■ What you are asked to do ■
Only the pictures are to be left out; set down the rest of the records exactly.

(Chart and figure data)
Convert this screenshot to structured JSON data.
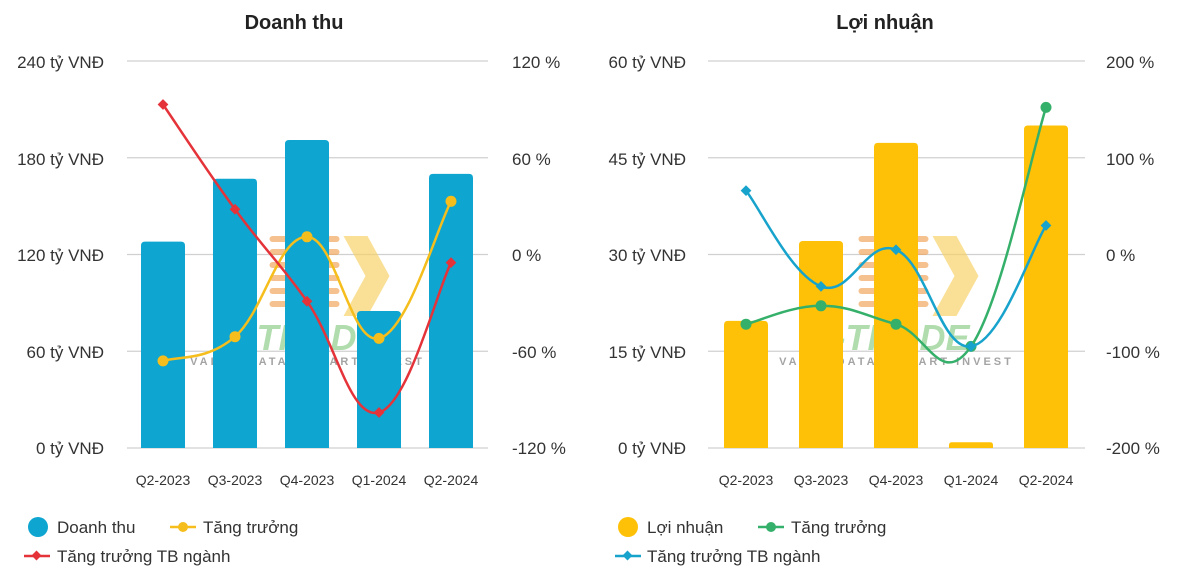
{
  "colors": {
    "revenue_bar": "#0ea5d0",
    "revenue_growth": "#f5be1c",
    "revenue_industry": "#e5333a",
    "profit_bar": "#ffc107",
    "profit_growth": "#35b06a",
    "profit_industry": "#17a3cc",
    "grid": "#d0d0d0"
  },
  "chart_data": [
    {
      "type": "bar",
      "title": "Doanh thu",
      "categories": [
        "Q2-2023",
        "Q3-2023",
        "Q4-2023",
        "Q1-2024",
        "Q2-2024"
      ],
      "y_left": {
        "ticks": [
          "0 tỷ VNĐ",
          "60 tỷ VNĐ",
          "120 tỷ VNĐ",
          "180 tỷ VNĐ",
          "240 tỷ VNĐ"
        ],
        "range": [
          0,
          240
        ]
      },
      "y_right": {
        "ticks": [
          "-120 %",
          "-60 %",
          "0 %",
          "60 %",
          "120 %"
        ],
        "range": [
          -120,
          120
        ]
      },
      "grid": true,
      "legend_position": "bottom-left",
      "series": [
        {
          "name": "Doanh thu",
          "kind": "bar",
          "axis": "left",
          "values": [
            128,
            167,
            191,
            85,
            170
          ]
        },
        {
          "name": "Tăng trưởng",
          "kind": "line",
          "marker": "circle",
          "axis": "right",
          "values": [
            -66,
            -51,
            11,
            -52,
            33
          ]
        },
        {
          "name": "Tăng trưởng TB ngành",
          "kind": "line",
          "marker": "diamond",
          "axis": "right",
          "values": [
            93,
            28,
            -29,
            -98,
            -5
          ]
        }
      ]
    },
    {
      "type": "bar",
      "title": "Lợi nhuận",
      "categories": [
        "Q2-2023",
        "Q3-2023",
        "Q4-2023",
        "Q1-2024",
        "Q2-2024"
      ],
      "y_left": {
        "ticks": [
          "0 tỷ VNĐ",
          "15 tỷ VNĐ",
          "30 tỷ VNĐ",
          "45 tỷ VNĐ",
          "60 tỷ VNĐ"
        ],
        "range": [
          0,
          60
        ]
      },
      "y_right": {
        "ticks": [
          "-200 %",
          "-100 %",
          "0 %",
          "100 %",
          "200 %"
        ],
        "range": [
          -200,
          200
        ]
      },
      "grid": true,
      "legend_position": "bottom-left",
      "series": [
        {
          "name": "Lợi nhuận",
          "kind": "bar",
          "axis": "left",
          "values": [
            19.7,
            32.1,
            47.3,
            0.9,
            50
          ]
        },
        {
          "name": "Tăng trưởng",
          "kind": "line",
          "marker": "circle",
          "axis": "right",
          "values": [
            -72,
            -53,
            -72,
            -95,
            152
          ]
        },
        {
          "name": "Tăng trưởng TB ngành",
          "kind": "line",
          "marker": "diamond",
          "axis": "right",
          "values": [
            66,
            -33,
            5,
            -95,
            30
          ]
        }
      ]
    }
  ]
}
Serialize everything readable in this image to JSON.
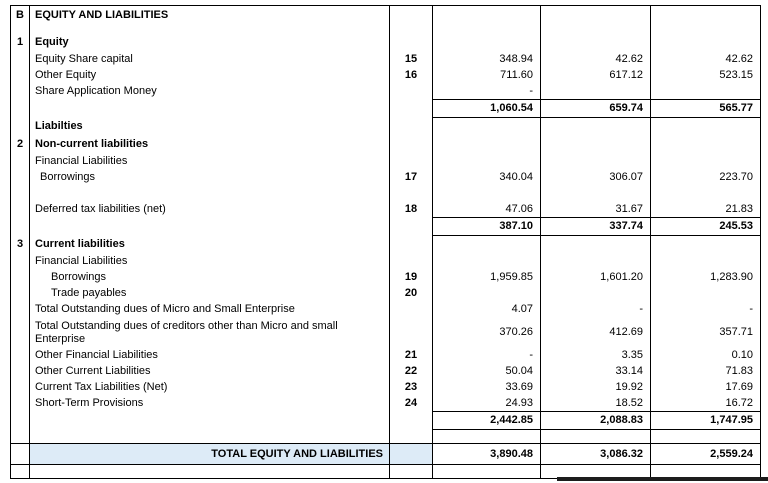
{
  "colors": {
    "total_row_highlight": "#ddebf7",
    "grid_line": "#000000"
  },
  "table": {
    "rows": [
      {
        "sec": "B",
        "desc": "EQUITY AND LIABILITIES",
        "type": "title"
      },
      {
        "sec": "1",
        "desc": "Equity",
        "type": "section"
      },
      {
        "desc": "Equity Share capital",
        "note": "15",
        "v1": "348.94",
        "v2": "42.62",
        "v3": "42.62",
        "type": "item"
      },
      {
        "desc": "Other Equity",
        "note": "16",
        "v1": "711.60",
        "v2": "617.12",
        "v3": "523.15",
        "type": "item"
      },
      {
        "desc": "Share Application Money",
        "v1": "-",
        "type": "item"
      },
      {
        "v1": "1,060.54",
        "v2": "659.74",
        "v3": "565.77",
        "type": "subtotal"
      },
      {
        "desc": "Liabilties",
        "type": "section"
      },
      {
        "sec": "2",
        "desc": "Non-current liabilities",
        "type": "section"
      },
      {
        "desc": "Financial Liabilities",
        "type": "item"
      },
      {
        "desc": "Borrowings",
        "note": "17",
        "v1": "340.04",
        "v2": "306.07",
        "v3": "223.70",
        "type": "item",
        "indent": 1
      },
      {
        "type": "spacer"
      },
      {
        "desc": "Deferred tax liabilities (net)",
        "note": "18",
        "v1": "47.06",
        "v2": "31.67",
        "v3": "21.83",
        "type": "item"
      },
      {
        "v1": "387.10",
        "v2": "337.74",
        "v3": "245.53",
        "type": "subtotal"
      },
      {
        "sec": "3",
        "desc": "Current liabilities",
        "type": "section"
      },
      {
        "desc": "Financial Liabilities",
        "type": "item"
      },
      {
        "desc": "Borrowings",
        "note": "19",
        "v1": "1,959.85",
        "v2": "1,601.20",
        "v3": "1,283.90",
        "type": "item",
        "indent": 2
      },
      {
        "desc": "Trade payables",
        "note": "20",
        "type": "item",
        "indent": 2
      },
      {
        "desc": "Total Outstanding dues of Micro and Small Enterprise",
        "v1": "4.07",
        "v2": "-",
        "v3": "-",
        "type": "item"
      },
      {
        "desc": "Total Outstanding dues of creditors other than Micro and small Enterprise",
        "v1": "370.26",
        "v2": "412.69",
        "v3": "357.71",
        "type": "item-wrap"
      },
      {
        "desc": "Other Financial Liabilities",
        "note": "21",
        "v1": "-",
        "v2": "3.35",
        "v3": "0.10",
        "type": "item"
      },
      {
        "desc": "Other Current Liabilities",
        "note": "22",
        "v1": "50.04",
        "v2": "33.14",
        "v3": "71.83",
        "type": "item"
      },
      {
        "desc": "Current Tax Liabilities (Net)",
        "note": "23",
        "v1": "33.69",
        "v2": "19.92",
        "v3": "17.69",
        "type": "item"
      },
      {
        "desc": "Short-Term Provisions",
        "note": "24",
        "v1": "24.93",
        "v2": "18.52",
        "v3": "16.72",
        "type": "item"
      },
      {
        "v1": "2,442.85",
        "v2": "2,088.83",
        "v3": "1,747.95",
        "type": "subtotal"
      },
      {
        "type": "gap"
      },
      {
        "desc": "TOTAL EQUITY AND LIABILITIES",
        "v1": "3,890.48",
        "v2": "3,086.32",
        "v3": "2,559.24",
        "type": "total"
      },
      {
        "type": "gap"
      }
    ]
  }
}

■ Output for this task ■
Convert this screenshot to structured JSON data.
{
  "colors": {
    "revenue_bar": "#0ea5d0",
    "revenue_growth": "#f5be1c",
    "revenue_industry": "#e5333a",
    "profit_bar": "#ffc107",
    "profit_growth": "#35b06a",
    "profit_industry": "#17a3cc",
    "grid": "#d0d0d0"
  },
  "chart_data": [
    {
      "type": "bar",
      "title": "Doanh thu",
      "categories": [
        "Q2-2023",
        "Q3-2023",
        "Q4-2023",
        "Q1-2024",
        "Q2-2024"
      ],
      "y_left": {
        "ticks": [
          "0 tỷ VNĐ",
          "60 tỷ VNĐ",
          "120 tỷ VNĐ",
          "180 tỷ VNĐ",
          "240 tỷ VNĐ"
        ],
        "range": [
          0,
          240
        ]
      },
      "y_right": {
        "ticks": [
          "-120 %",
          "-60 %",
          "0 %",
          "60 %",
          "120 %"
        ],
        "range": [
          -120,
          120
        ]
      },
      "grid": true,
      "legend_position": "bottom-left",
      "series": [
        {
          "name": "Doanh thu",
          "kind": "bar",
          "axis": "left",
          "values": [
            128,
            167,
            191,
            85,
            170
          ]
        },
        {
          "name": "Tăng trưởng",
          "kind": "line",
          "marker": "circle",
          "axis": "right",
          "values": [
            -66,
            -51,
            11,
            -52,
            33
          ]
        },
        {
          "name": "Tăng trưởng TB ngành",
          "kind": "line",
          "marker": "diamond",
          "axis": "right",
          "values": [
            93,
            28,
            -29,
            -98,
            -5
          ]
        }
      ]
    },
    {
      "type": "bar",
      "title": "Lợi nhuận",
      "categories": [
        "Q2-2023",
        "Q3-2023",
        "Q4-2023",
        "Q1-2024",
        "Q2-2024"
      ],
      "y_left": {
        "ticks": [
          "0 tỷ VNĐ",
          "15 tỷ VNĐ",
          "30 tỷ VNĐ",
          "45 tỷ VNĐ",
          "60 tỷ VNĐ"
        ],
        "range": [
          0,
          60
        ]
      },
      "y_right": {
        "ticks": [
          "-200 %",
          "-100 %",
          "0 %",
          "100 %",
          "200 %"
        ],
        "range": [
          -200,
          200
        ]
      },
      "grid": true,
      "legend_position": "bottom-left",
      "series": [
        {
          "name": "Lợi nhuận",
          "kind": "bar",
          "axis": "left",
          "values": [
            19.7,
            32.1,
            47.3,
            0.9,
            50
          ]
        },
        {
          "name": "Tăng trưởng",
          "kind": "line",
          "marker": "circle",
          "axis": "right",
          "values": [
            -72,
            -53,
            -72,
            -95,
            152
          ]
        },
        {
          "name": "Tăng trưởng TB ngành",
          "kind": "line",
          "marker": "diamond",
          "axis": "right",
          "values": [
            66,
            -33,
            5,
            -95,
            30
          ]
        }
      ]
    }
  ]
}
Serialize everything readable in this image to JSON.
{
  "colors": {
    "total_row_highlight": "#ddebf7",
    "grid_line": "#000000"
  },
  "table": {
    "rows": [
      {
        "sec": "B",
        "desc": "EQUITY AND LIABILITIES",
        "type": "title"
      },
      {
        "sec": "1",
        "desc": "Equity",
        "type": "section"
      },
      {
        "desc": "Equity Share capital",
        "note": "15",
        "v1": "348.94",
        "v2": "42.62",
        "v3": "42.62",
        "type": "item"
      },
      {
        "desc": "Other Equity",
        "note": "16",
        "v1": "711.60",
        "v2": "617.12",
        "v3": "523.15",
        "type": "item"
      },
      {
        "desc": "Share Application Money",
        "v1": "-",
        "type": "item"
      },
      {
        "v1": "1,060.54",
        "v2": "659.74",
        "v3": "565.77",
        "type": "subtotal"
      },
      {
        "desc": "Liabilties",
        "type": "section"
      },
      {
        "sec": "2",
        "desc": "Non-current liabilities",
        "type": "section"
      },
      {
        "desc": "Financial Liabilities",
        "type": "item"
      },
      {
        "desc": "Borrowings",
        "note": "17",
        "v1": "340.04",
        "v2": "306.07",
        "v3": "223.70",
        "type": "item",
        "indent": 1
      },
      {
        "type": "spacer"
      },
      {
        "desc": "Deferred tax liabilities (net)",
        "note": "18",
        "v1": "47.06",
        "v2": "31.67",
        "v3": "21.83",
        "type": "item"
      },
      {
        "v1": "387.10",
        "v2": "337.74",
        "v3": "245.53",
        "type": "subtotal"
      },
      {
        "sec": "3",
        "desc": "Current liabilities",
        "type": "section"
      },
      {
        "desc": "Financial Liabilities",
        "type": "item"
      },
      {
        "desc": "Borrowings",
        "note": "19",
        "v1": "1,959.85",
        "v2": "1,601.20",
        "v3": "1,283.90",
        "type": "item",
        "indent": 2
      },
      {
        "desc": "Trade payables",
        "note": "20",
        "type": "item",
        "indent": 2
      },
      {
        "desc": "Total Outstanding dues of Micro and Small Enterprise",
        "v1": "4.07",
        "v2": "-",
        "v3": "-",
        "type": "item"
      },
      {
        "desc": "Total Outstanding dues of creditors other than Micro and small Enterprise",
        "v1": "370.26",
        "v2": "412.69",
        "v3": "357.71",
        "type": "item-wrap"
      },
      {
        "desc": "Other Financial Liabilities",
        "note": "21",
        "v1": "-",
        "v2": "3.35",
        "v3": "0.10",
        "type": "item"
      },
      {
        "desc": "Other Current Liabilities",
        "note": "22",
        "v1": "50.04",
        "v2": "33.14",
        "v3": "71.83",
        "type": "item"
      },
      {
        "desc": "Current Tax Liabilities (Net)",
        "note": "23",
        "v1": "33.69",
        "v2": "19.92",
        "v3": "17.69",
        "type": "item"
      },
      {
        "desc": "Short-Term Provisions",
        "note": "24",
        "v1": "24.93",
        "v2": "18.52",
        "v3": "16.72",
        "type": "item"
      },
      {
        "v1": "2,442.85",
        "v2": "2,088.83",
        "v3": "1,747.95",
        "type": "subtotal"
      },
      {
        "type": "gap"
      },
      {
        "desc": "TOTAL EQUITY AND LIABILITIES",
        "v1": "3,890.48",
        "v2": "3,086.32",
        "v3": "2,559.24",
        "type": "total"
      },
      {
        "type": "gap"
      }
    ]
  }
}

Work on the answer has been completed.